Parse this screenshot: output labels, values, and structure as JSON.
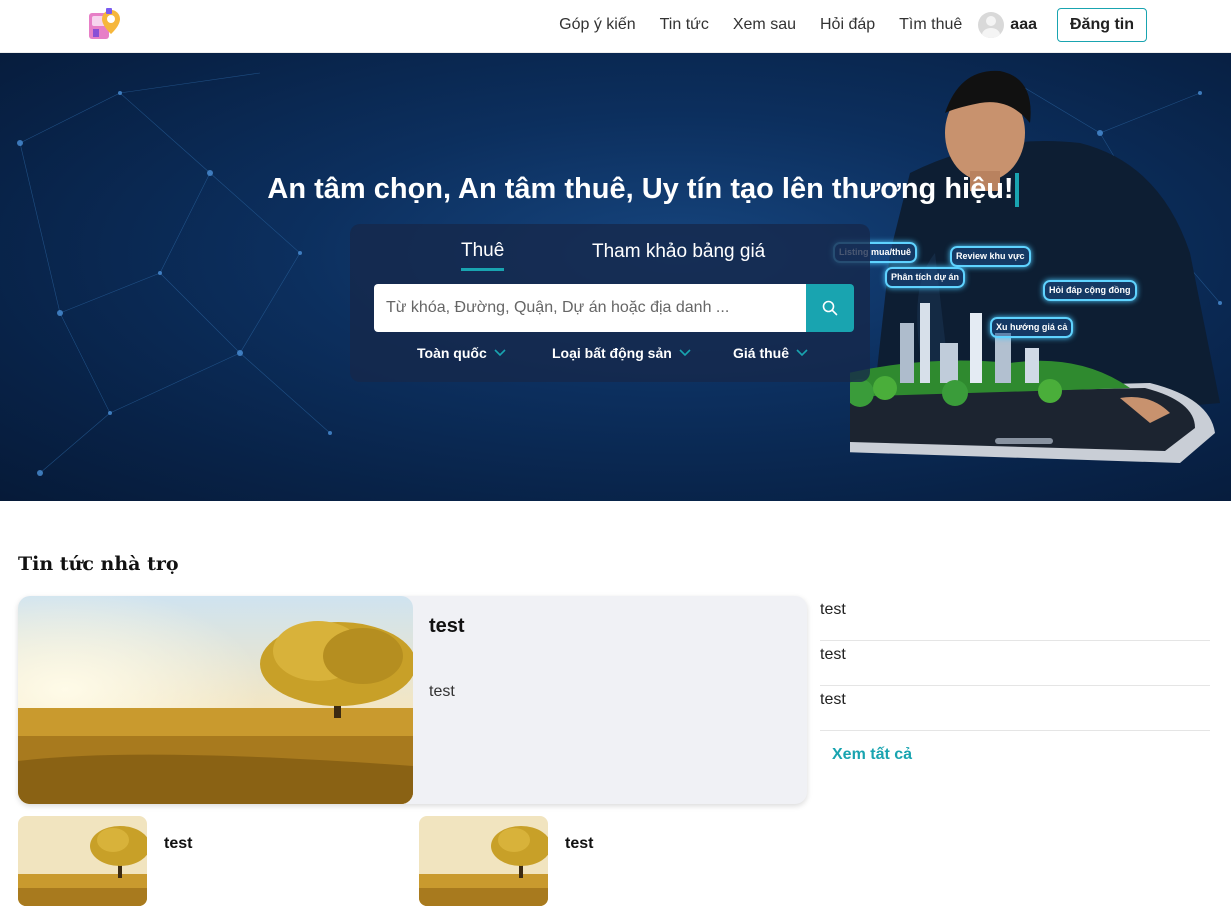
{
  "header": {
    "nav": [
      "Góp ý kiến",
      "Tin tức",
      "Xem sau",
      "Hỏi đáp",
      "Tìm thuê"
    ],
    "user_name": "aaa",
    "post_button": "Đăng tin"
  },
  "hero": {
    "title": "An tâm chọn, An tâm thuê, Uy tín tạo lên thương hiệu!",
    "tabs": [
      "Thuê",
      "Tham khảo bảng giá"
    ],
    "search_placeholder": "Từ khóa, Đường, Quận, Dự án hoặc địa danh ...",
    "filters": [
      "Toàn quốc",
      "Loại bất động sản",
      "Giá thuê"
    ],
    "bubbles": [
      "Listing mua/thuê",
      "Phân tích dự án",
      "Review khu vực",
      "Xu hướng giá cả",
      "Hỏi đáp cộng đồng"
    ],
    "accent_color": "#19a4b0"
  },
  "news": {
    "section_title": "Tin tức nhà trọ",
    "featured": {
      "title": "test",
      "description": "test"
    },
    "side_items": [
      "test",
      "test",
      "test"
    ],
    "see_all": "Xem tất cả",
    "cards": [
      {
        "title": "test"
      },
      {
        "title": "test"
      }
    ]
  }
}
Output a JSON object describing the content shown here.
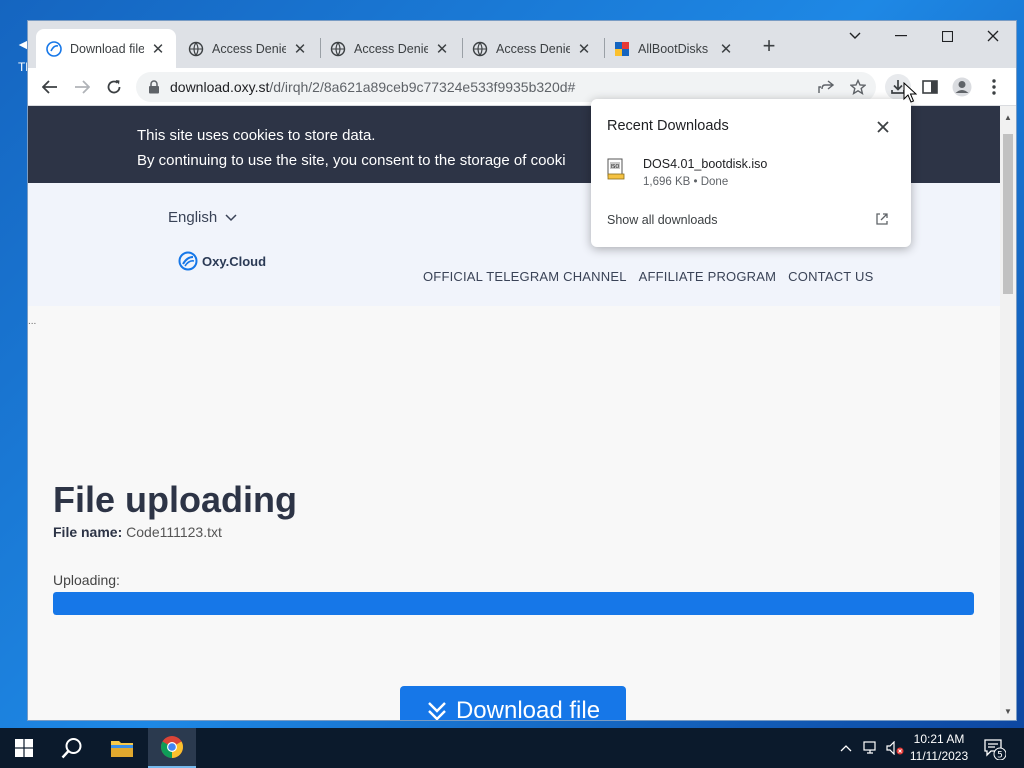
{
  "desktop": {
    "frag1": "◄",
    "frag2": "Tl"
  },
  "tabs": [
    {
      "title": "Download file",
      "active": true
    },
    {
      "title": "Access Denied",
      "active": false
    },
    {
      "title": "Access Denied",
      "active": false
    },
    {
      "title": "Access Denied",
      "active": false
    },
    {
      "title": "AllBootDisks I",
      "active": false
    }
  ],
  "toolbar": {
    "url_host": "download.oxy.st",
    "url_path": "/d/irqh/2/8a621a89ceb9c77324e533f9935b320d#"
  },
  "cookie": {
    "line1": "This site uses cookies to store data.",
    "line2": "By continuing to use the site, you consent to the storage of cooki"
  },
  "site": {
    "language": "English",
    "logo_text": "Oxy.Cloud",
    "nav": [
      "OFFICIAL TELEGRAM CHANNEL",
      "AFFILIATE PROGRAM",
      "CONTACT US"
    ],
    "ellipsis": "...",
    "title": "File uploading",
    "file_label": "File name:",
    "file_name": "Code111123.txt",
    "uploading_label": "Uploading:",
    "progress_percent": 100,
    "download_button": "Download file"
  },
  "downloads": {
    "heading": "Recent Downloads",
    "item_name": "DOS4.01_bootdisk.iso",
    "item_meta": "1,696 KB • Done",
    "show_all": "Show all downloads"
  },
  "taskbar": {
    "time": "10:21 AM",
    "date": "11/11/2023",
    "notif_count": "5"
  },
  "colors": {
    "accent": "#1677e8",
    "cookie_bg": "#2d3446",
    "taskbar_bg": "#0b1a2c"
  }
}
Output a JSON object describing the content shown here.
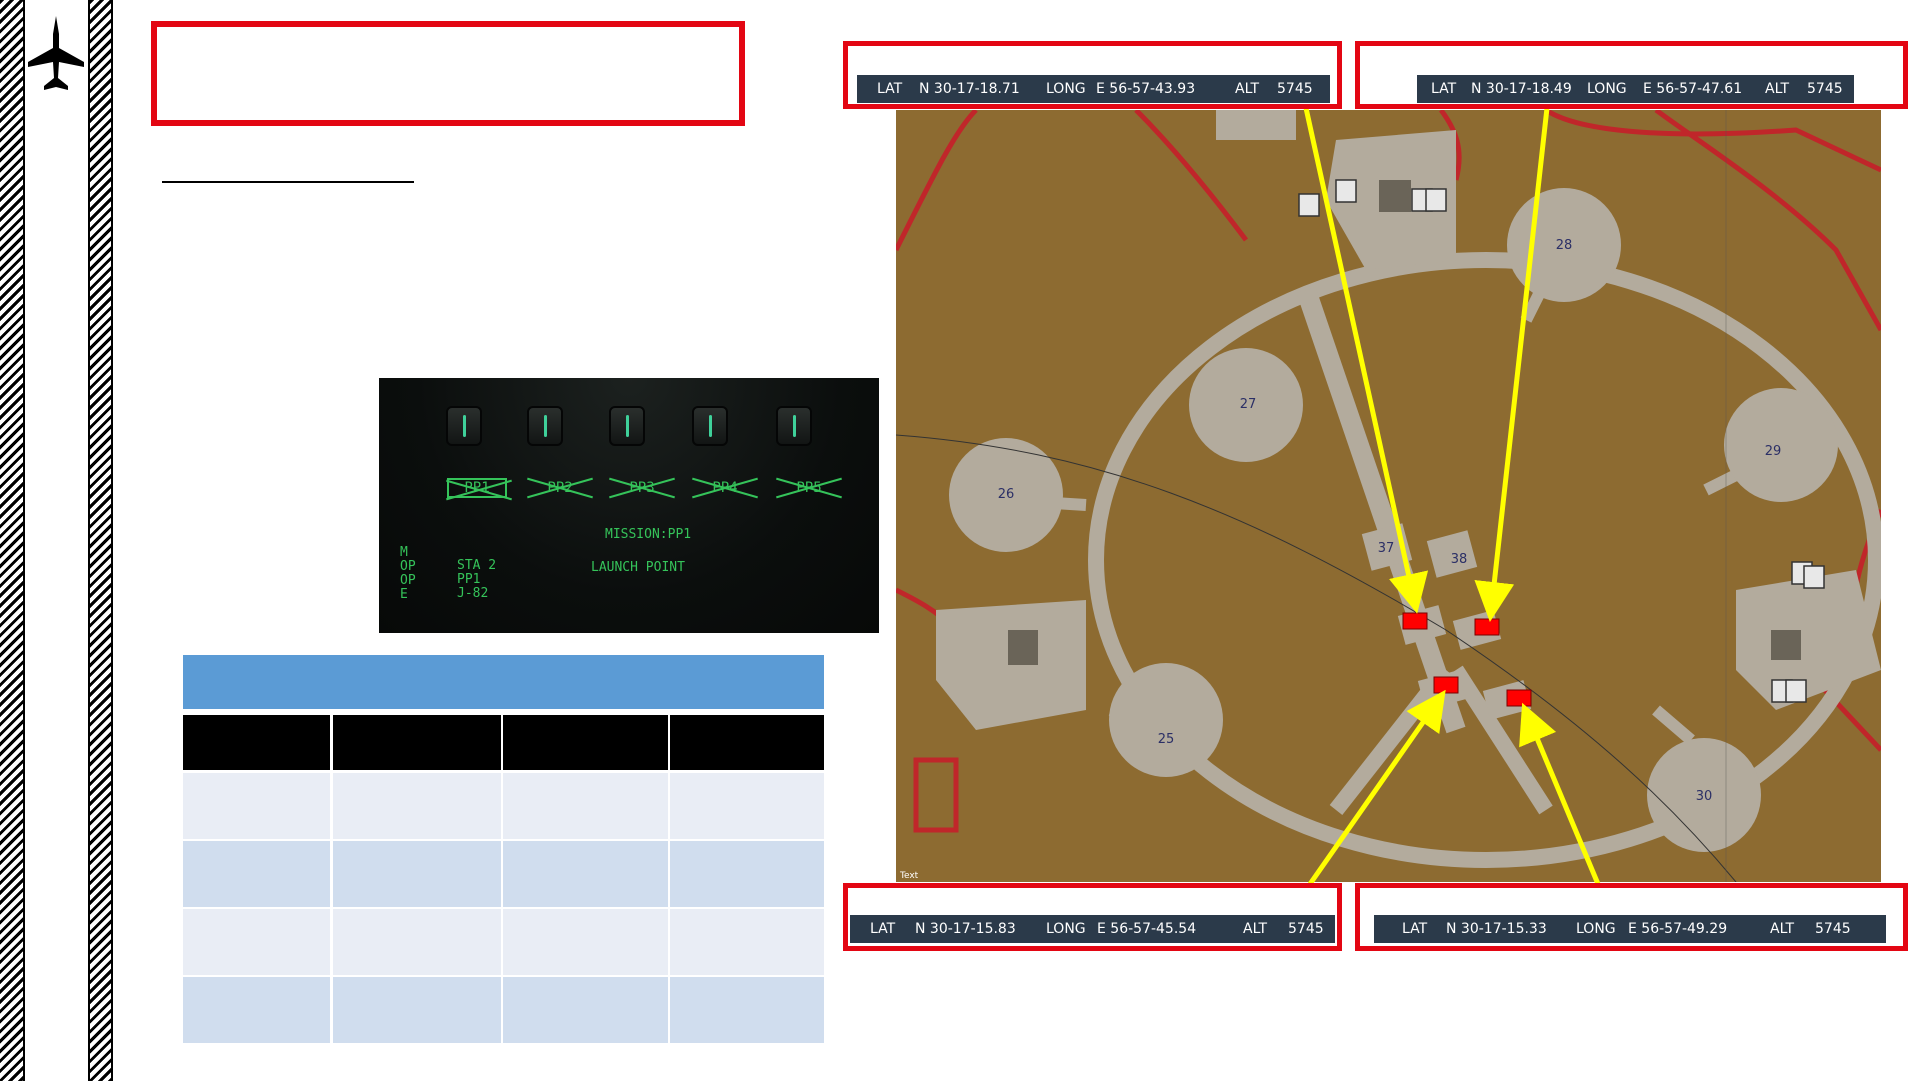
{
  "ufc": {
    "options": [
      "PP1",
      "PP2",
      "PP3",
      "PP4",
      "PP5"
    ],
    "mission": "MISSION:PP1",
    "left_text": "M\nOP\nOP\nE",
    "sta_text": "STA 2\nPP1\nJ-82",
    "launch": "LAUNCH POINT"
  },
  "coords": [
    {
      "lat_label": "LAT",
      "lat": "N 30-17-18.71",
      "long_label": "LONG",
      "long": "E 56-57-43.93",
      "alt_label": "ALT",
      "alt": "5745"
    },
    {
      "lat_label": "LAT",
      "lat": "N 30-17-18.49",
      "long_label": "LONG",
      "long": "E 56-57-47.61",
      "alt_label": "ALT",
      "alt": "5745"
    },
    {
      "lat_label": "LAT",
      "lat": "N 30-17-15.83",
      "long_label": "LONG",
      "long": "E 56-57-45.54",
      "alt_label": "ALT",
      "alt": "5745"
    },
    {
      "lat_label": "LAT",
      "lat": "N 30-17-15.33",
      "long_label": "LONG",
      "long": "E 56-57-49.29",
      "alt_label": "ALT",
      "alt": "5745"
    }
  ],
  "map": {
    "pad_labels": [
      "25",
      "26",
      "27",
      "28",
      "29",
      "30",
      "37",
      "38"
    ],
    "scale_label": "Text"
  },
  "colors": {
    "frame_red": "#e30613",
    "arrow_yellow": "#ffff00",
    "table_header_blue": "#5b9bd5",
    "map_ground": "#8d6b31",
    "taxiway": "#b3ab9d"
  }
}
· · · ·
_THE PROBLEM_: Without the pictures, write out every entry precisely as it appears.

_RESPONSE TO THE TASK_:
Parse this screenshot: output labels, values, and structure as JSON.
{
  "header": {
    "nav": [
      "Góp ý kiến",
      "Tin tức",
      "Xem sau",
      "Hỏi đáp",
      "Tìm thuê"
    ],
    "user_name": "aaa",
    "post_button": "Đăng tin"
  },
  "hero": {
    "title": "An tâm chọn, An tâm thuê, Uy tín tạo lên thương hiệu!",
    "tabs": [
      "Thuê",
      "Tham khảo bảng giá"
    ],
    "search_placeholder": "Từ khóa, Đường, Quận, Dự án hoặc địa danh ...",
    "filters": [
      "Toàn quốc",
      "Loại bất động sản",
      "Giá thuê"
    ],
    "bubbles": [
      "Listing mua/thuê",
      "Phân tích dự án",
      "Review khu vực",
      "Xu hướng giá cả",
      "Hỏi đáp cộng đồng"
    ],
    "accent_color": "#19a4b0"
  },
  "news": {
    "section_title": "Tin tức nhà trọ",
    "featured": {
      "title": "test",
      "description": "test"
    },
    "side_items": [
      "test",
      "test",
      "test"
    ],
    "see_all": "Xem tất cả",
    "cards": [
      {
        "title": "test"
      },
      {
        "title": "test"
      }
    ]
  }
}
Output a JSON object describing the content shown here.
{
  "desktop": {
    "frag1": "◄",
    "frag2": "Tl"
  },
  "tabs": [
    {
      "title": "Download file",
      "active": true
    },
    {
      "title": "Access Denied",
      "active": false
    },
    {
      "title": "Access Denied",
      "active": false
    },
    {
      "title": "Access Denied",
      "active": false
    },
    {
      "title": "AllBootDisks I",
      "active": false
    }
  ],
  "toolbar": {
    "url_host": "download.oxy.st",
    "url_path": "/d/irqh/2/8a621a89ceb9c77324e533f9935b320d#"
  },
  "cookie": {
    "line1": "This site uses cookies to store data.",
    "line2": "By continuing to use the site, you consent to the storage of cooki"
  },
  "site": {
    "language": "English",
    "logo_text": "Oxy.Cloud",
    "nav": [
      "OFFICIAL TELEGRAM CHANNEL",
      "AFFILIATE PROGRAM",
      "CONTACT US"
    ],
    "ellipsis": "...",
    "title": "File uploading",
    "file_label": "File name:",
    "file_name": "Code111123.txt",
    "uploading_label": "Uploading:",
    "progress_percent": 100,
    "download_button": "Download file"
  },
  "downloads": {
    "heading": "Recent Downloads",
    "item_name": "DOS4.01_bootdisk.iso",
    "item_meta": "1,696 KB • Done",
    "show_all": "Show all downloads"
  },
  "taskbar": {
    "time": "10:21 AM",
    "date": "11/11/2023",
    "notif_count": "5"
  },
  "colors": {
    "accent": "#1677e8",
    "cookie_bg": "#2d3446",
    "taskbar_bg": "#0b1a2c"
  }
}
Output a JSON object describing the content shown here.
{
  "ufc": {
    "options": [
      "PP1",
      "PP2",
      "PP3",
      "PP4",
      "PP5"
    ],
    "mission": "MISSION:PP1",
    "left_text": "M\nOP\nOP\nE",
    "sta_text": "STA 2\nPP1\nJ-82",
    "launch": "LAUNCH POINT"
  },
  "coords": [
    {
      "lat_label": "LAT",
      "lat": "N 30-17-18.71",
      "long_label": "LONG",
      "long": "E 56-57-43.93",
      "alt_label": "ALT",
      "alt": "5745"
    },
    {
      "lat_label": "LAT",
      "lat": "N 30-17-18.49",
      "long_label": "LONG",
      "long": "E 56-57-47.61",
      "alt_label": "ALT",
      "alt": "5745"
    },
    {
      "lat_label": "LAT",
      "lat": "N 30-17-15.83",
      "long_label": "LONG",
      "long": "E 56-57-45.54",
      "alt_label": "ALT",
      "alt": "5745"
    },
    {
      "lat_label": "LAT",
      "lat": "N 30-17-15.33",
      "long_label": "LONG",
      "long": "E 56-57-49.29",
      "alt_label": "ALT",
      "alt": "5745"
    }
  ],
  "map": {
    "pad_labels": [
      "25",
      "26",
      "27",
      "28",
      "29",
      "30",
      "37",
      "38"
    ],
    "scale_label": "Text"
  },
  "colors": {
    "frame_red": "#e30613",
    "arrow_yellow": "#ffff00",
    "table_header_blue": "#5b9bd5",
    "map_ground": "#8d6b31",
    "taxiway": "#b3ab9d"
  }
}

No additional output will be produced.